(THE PROBLEM):
All of the material should be reproduced exactly, with pictures left out.

_ _ _ _ _ _ _

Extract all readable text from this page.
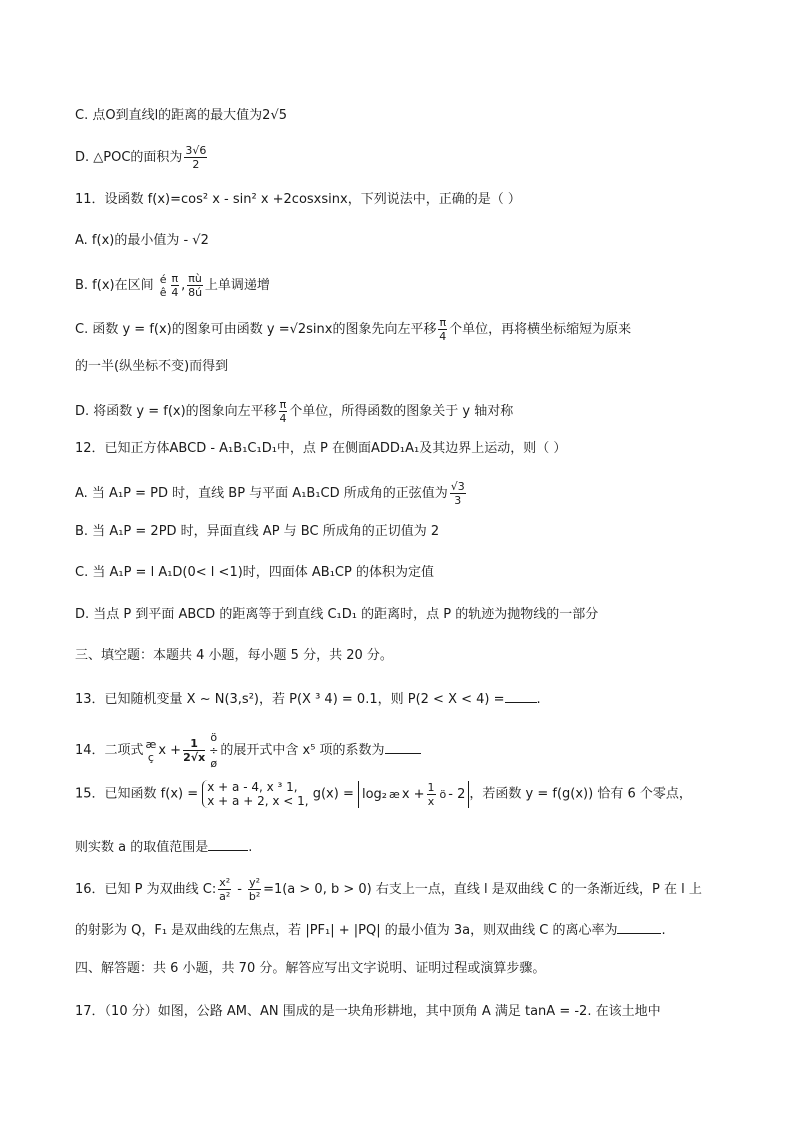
C. 点O到直线l的距离的最大值为2√5
D. △POC的面积为 $\frac{3√6}{2}$
11．设函数 f(x)=cos² x - sin² x +2cosxsinx，下列说法中，正确的是（ ）
A. f(x)的最小值为 - √2
B. f(x)在区间 é
ê $\frac{\pi}{4}$ , $\frac{\pi ù}{8ú}$ 上单调递增
C. 函数 y = f(x)的图象可由函数 y =√2sinx的图象先向左平移 $\frac{\pi}{4}$ 个单位，再将横坐标缩短为原来
的一半(纵坐标不变)而得到
D. 将函数 y = f(x)的图象向左平移 $\frac{\pi}{4}$ 个单位，所得函数的图象关于 y 轴对称
12．已知正方体ABCD - A₁B₁C₁D₁中，点 P 在侧面ADD₁A₁及其边界上运动，则（ ）
A. 当 A₁P = PD 时，直线 BP 与平面 A₁B₁CD 所成角的正弦值为 $\frac{√3}{3}$
B. 当 A₁P = 2PD 时，异面直线 AP 与 BC 所成角的正切值为 2
C. 当 A₁P = l A₁D(0< l <1)时，四面体 AB₁CP 的体积为定值
D. 当点 P 到平面 ABCD 的距离等于到直线 C₁D₁ 的距离时，点 P 的轨迹为抛物线的一部分
三、填空题：本题共 4 小题，每小题 5 分，共 20 分。
13．已知随机变量 X ~ N(3,s²)，若 P(X ³ 4) = 0.1，则 P(2 < X < 4) = .
14．二项式 æ
ç $x + \frac{1}{2√x}$ ö
÷
ø
的展开式中含 x⁵ 项的系数为
15．已知函数 f(x) = x + a - 4, x ³ 1,
x + a + 2, x < 1, g(x) = log₂ æ $x + \frac{1}{x}$ ö - 2 ，若函数 y = f(g(x)) 恰有 6 个零点，
则实数 a 的取值范围是	.
16．已知 P 为双曲线 C: $\frac{\text{x²}}{\text{a²}} - \frac{\text{y²}}{\text{b²}} =1(a > 0$, b > 0) 右支上一点，直线 l 是双曲线 C 的一条渐近线，P 在 l 上
的射影为 Q，F₁ 是双曲线的左焦点，若 |PF₁| + |PQ| 的最小值为 3a，则双曲线 C 的离心率为	.
四、解答题：共 6 小题，共 70 分。解答应写出文字说明、证明过程或演算步骤。
17．（10 分）如图，公路 AM、AN 围成的是一块角形耕地，其中顶角 A 满足 tanA = -2. 在该土地中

_ _ _ _ _ _ _

(FINISHED TASK):
Extract all readable text from this page.
C. 点O到直线l的距离的最大值为2√5
D. △POC的面积为 $\frac{3√6}{2}$
11．设函数 f(x)=cos² x - sin² x +2cosxsinx，下列说法中，正确的是（ ）
A. f(x)的最小值为 - √2
B. f(x)在区间 é
ê $\frac{\pi}{4}$ , $\frac{\pi ù}{8ú}$ 上单调递增
C. 函数 y = f(x)的图象可由函数 y =√2sinx的图象先向左平移 $\frac{\pi}{4}$ 个单位，再将横坐标缩短为原来
的一半(纵坐标不变)而得到
D. 将函数 y = f(x)的图象向左平移 $\frac{\pi}{4}$ 个单位，所得函数的图象关于 y 轴对称
12．已知正方体ABCD - A₁B₁C₁D₁中，点 P 在侧面ADD₁A₁及其边界上运动，则（ ）
A. 当 A₁P = PD 时，直线 BP 与平面 A₁B₁CD 所成角的正弦值为 $\frac{√3}{3}$
B. 当 A₁P = 2PD 时，异面直线 AP 与 BC 所成角的正切值为 2
C. 当 A₁P = l A₁D(0< l <1)时，四面体 AB₁CP 的体积为定值
D. 当点 P 到平面 ABCD 的距离等于到直线 C₁D₁ 的距离时，点 P 的轨迹为抛物线的一部分
三、填空题：本题共 4 小题，每小题 5 分，共 20 分。
13．已知随机变量 X ~ N(3,s²)，若 P(X ³ 4) = 0.1，则 P(2 < X < 4) = .
14．二项式 æ
ç $x + \frac{1}{2√x}$ ö
÷
ø
的展开式中含 x⁵ 项的系数为
15．已知函数 f(x) = x + a - 4, x ³ 1,
x + a + 2, x < 1, g(x) = log₂ æ $x + \frac{1}{x}$ ö - 2 ，若函数 y = f(g(x)) 恰有 6 个零点，
则实数 a 的取值范围是	.
16．已知 P 为双曲线 C: $\frac{\text{x²}}{\text{a²}} - \frac{\text{y²}}{\text{b²}} =1(a > 0$, b > 0) 右支上一点，直线 l 是双曲线 C 的一条渐近线，P 在 l 上
的射影为 Q，F₁ 是双曲线的左焦点，若 |PF₁| + |PQ| 的最小值为 3a，则双曲线 C 的离心率为	.
四、解答题：共 6 小题，共 70 分。解答应写出文字说明、证明过程或演算步骤。
17．（10 分）如图，公路 AM、AN 围成的是一块角形耕地，其中顶角 A 满足 tanA = -2. 在该土地中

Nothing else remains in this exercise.